=== Exercise requirements ===
Select the lines of the records containing the word "name" and list them.

=== Figure record listings ===
--- Start ---
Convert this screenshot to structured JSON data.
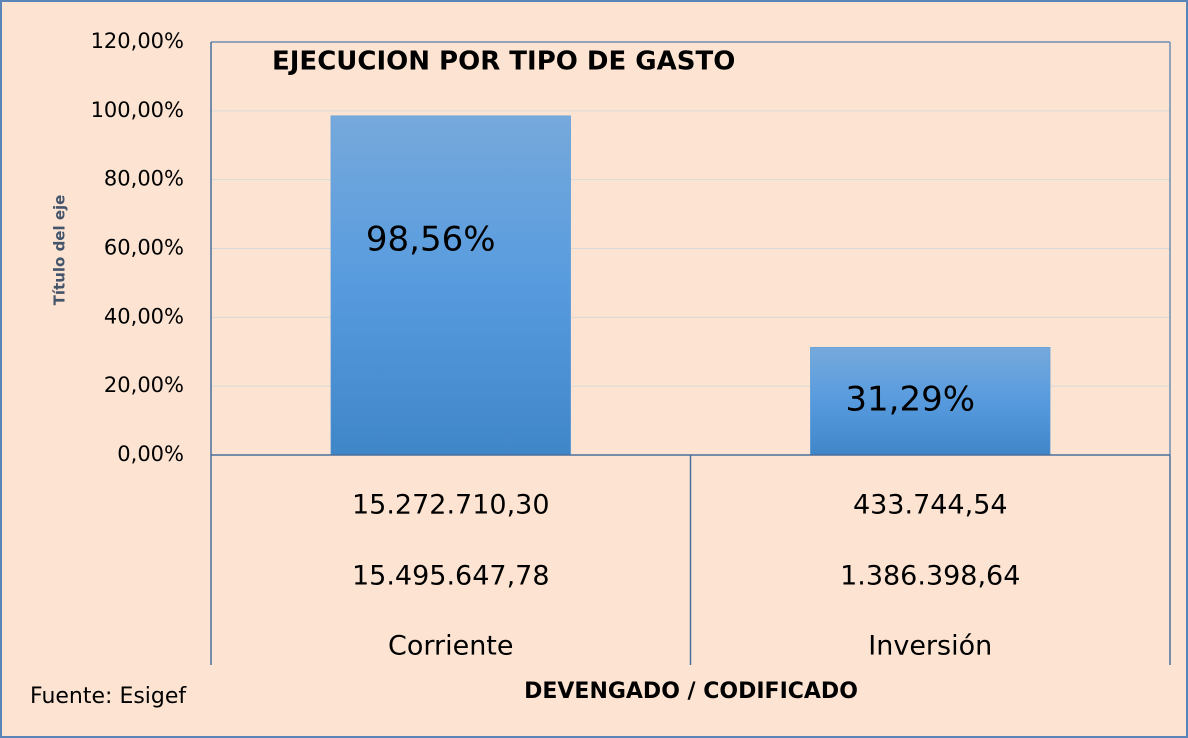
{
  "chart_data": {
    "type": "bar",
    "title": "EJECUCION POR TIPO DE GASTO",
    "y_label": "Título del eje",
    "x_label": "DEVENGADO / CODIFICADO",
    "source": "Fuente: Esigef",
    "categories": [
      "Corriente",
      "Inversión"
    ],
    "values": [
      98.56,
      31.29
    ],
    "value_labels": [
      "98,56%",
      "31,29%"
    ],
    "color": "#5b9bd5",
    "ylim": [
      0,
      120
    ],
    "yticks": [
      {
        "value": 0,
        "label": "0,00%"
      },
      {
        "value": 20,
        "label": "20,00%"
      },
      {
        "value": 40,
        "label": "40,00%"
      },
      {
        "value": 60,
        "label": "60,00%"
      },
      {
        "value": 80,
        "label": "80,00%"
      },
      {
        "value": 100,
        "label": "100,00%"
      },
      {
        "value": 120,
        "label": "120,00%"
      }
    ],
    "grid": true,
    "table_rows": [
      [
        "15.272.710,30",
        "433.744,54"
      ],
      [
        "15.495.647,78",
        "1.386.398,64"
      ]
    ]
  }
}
--- End ---
--- Start ---
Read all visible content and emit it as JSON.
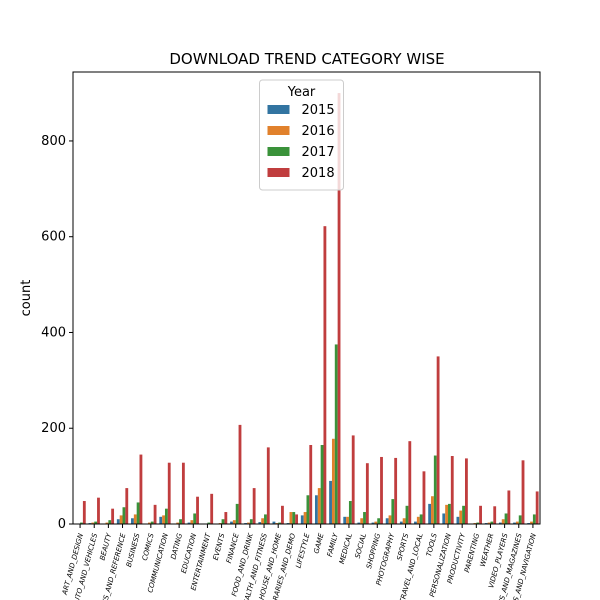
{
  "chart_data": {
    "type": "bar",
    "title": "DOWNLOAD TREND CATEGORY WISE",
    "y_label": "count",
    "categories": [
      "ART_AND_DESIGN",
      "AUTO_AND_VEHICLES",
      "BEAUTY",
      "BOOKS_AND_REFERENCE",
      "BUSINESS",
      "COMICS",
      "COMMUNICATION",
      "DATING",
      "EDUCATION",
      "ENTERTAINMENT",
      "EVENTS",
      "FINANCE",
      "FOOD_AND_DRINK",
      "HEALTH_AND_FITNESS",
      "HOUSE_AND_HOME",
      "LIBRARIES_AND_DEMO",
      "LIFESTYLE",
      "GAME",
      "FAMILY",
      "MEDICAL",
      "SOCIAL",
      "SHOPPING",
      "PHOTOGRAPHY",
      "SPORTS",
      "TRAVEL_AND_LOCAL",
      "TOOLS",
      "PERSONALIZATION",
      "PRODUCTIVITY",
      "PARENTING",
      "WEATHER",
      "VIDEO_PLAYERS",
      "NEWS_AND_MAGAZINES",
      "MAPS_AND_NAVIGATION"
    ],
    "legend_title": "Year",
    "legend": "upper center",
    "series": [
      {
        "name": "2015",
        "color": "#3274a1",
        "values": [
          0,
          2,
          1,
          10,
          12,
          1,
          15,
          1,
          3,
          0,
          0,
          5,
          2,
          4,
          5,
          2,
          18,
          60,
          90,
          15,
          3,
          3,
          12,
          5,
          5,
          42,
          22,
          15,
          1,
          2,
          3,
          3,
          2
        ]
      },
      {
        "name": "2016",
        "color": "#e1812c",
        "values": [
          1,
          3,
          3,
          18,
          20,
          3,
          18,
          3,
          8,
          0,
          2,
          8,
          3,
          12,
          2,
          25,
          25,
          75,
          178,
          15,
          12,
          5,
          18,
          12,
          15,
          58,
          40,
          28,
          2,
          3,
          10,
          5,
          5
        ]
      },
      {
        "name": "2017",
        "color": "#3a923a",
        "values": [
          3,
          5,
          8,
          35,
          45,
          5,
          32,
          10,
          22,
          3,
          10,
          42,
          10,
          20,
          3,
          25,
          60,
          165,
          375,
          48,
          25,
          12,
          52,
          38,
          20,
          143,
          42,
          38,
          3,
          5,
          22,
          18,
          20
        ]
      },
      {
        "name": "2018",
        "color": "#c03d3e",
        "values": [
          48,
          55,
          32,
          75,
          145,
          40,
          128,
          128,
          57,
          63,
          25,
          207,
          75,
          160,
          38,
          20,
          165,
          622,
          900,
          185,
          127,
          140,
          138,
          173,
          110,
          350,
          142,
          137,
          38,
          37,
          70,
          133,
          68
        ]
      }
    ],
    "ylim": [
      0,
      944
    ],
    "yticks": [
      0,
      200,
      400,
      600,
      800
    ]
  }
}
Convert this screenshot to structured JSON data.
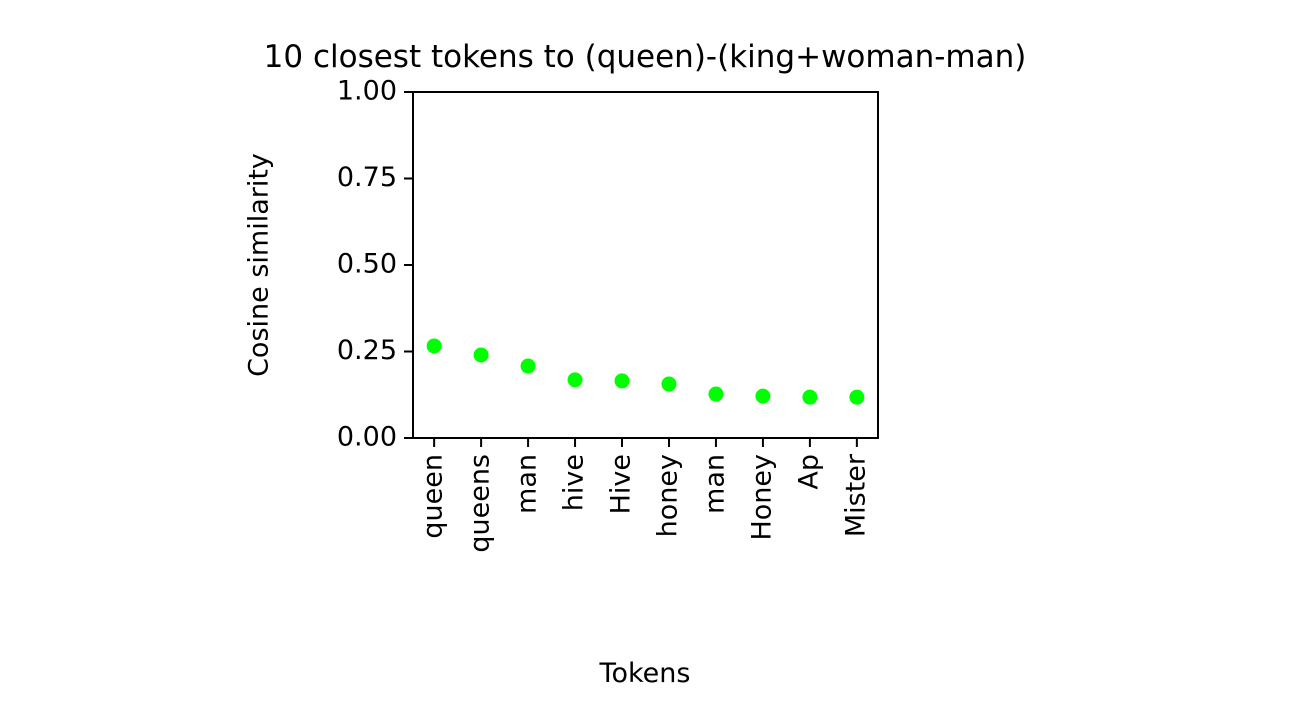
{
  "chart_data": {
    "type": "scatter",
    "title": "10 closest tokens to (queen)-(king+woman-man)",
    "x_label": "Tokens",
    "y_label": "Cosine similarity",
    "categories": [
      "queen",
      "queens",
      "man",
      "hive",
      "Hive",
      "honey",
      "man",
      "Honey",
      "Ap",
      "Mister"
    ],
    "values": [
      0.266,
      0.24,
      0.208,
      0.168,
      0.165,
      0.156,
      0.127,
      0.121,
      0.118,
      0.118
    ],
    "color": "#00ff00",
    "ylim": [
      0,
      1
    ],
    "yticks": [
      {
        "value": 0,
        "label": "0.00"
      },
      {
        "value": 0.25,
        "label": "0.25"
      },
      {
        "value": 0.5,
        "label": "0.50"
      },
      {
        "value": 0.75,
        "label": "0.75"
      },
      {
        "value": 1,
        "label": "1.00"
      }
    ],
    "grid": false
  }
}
--- End ---
=== Task solution ===
        "name": "2015",
        "name": "2016",
        "name": "2017",
        "name": "2018",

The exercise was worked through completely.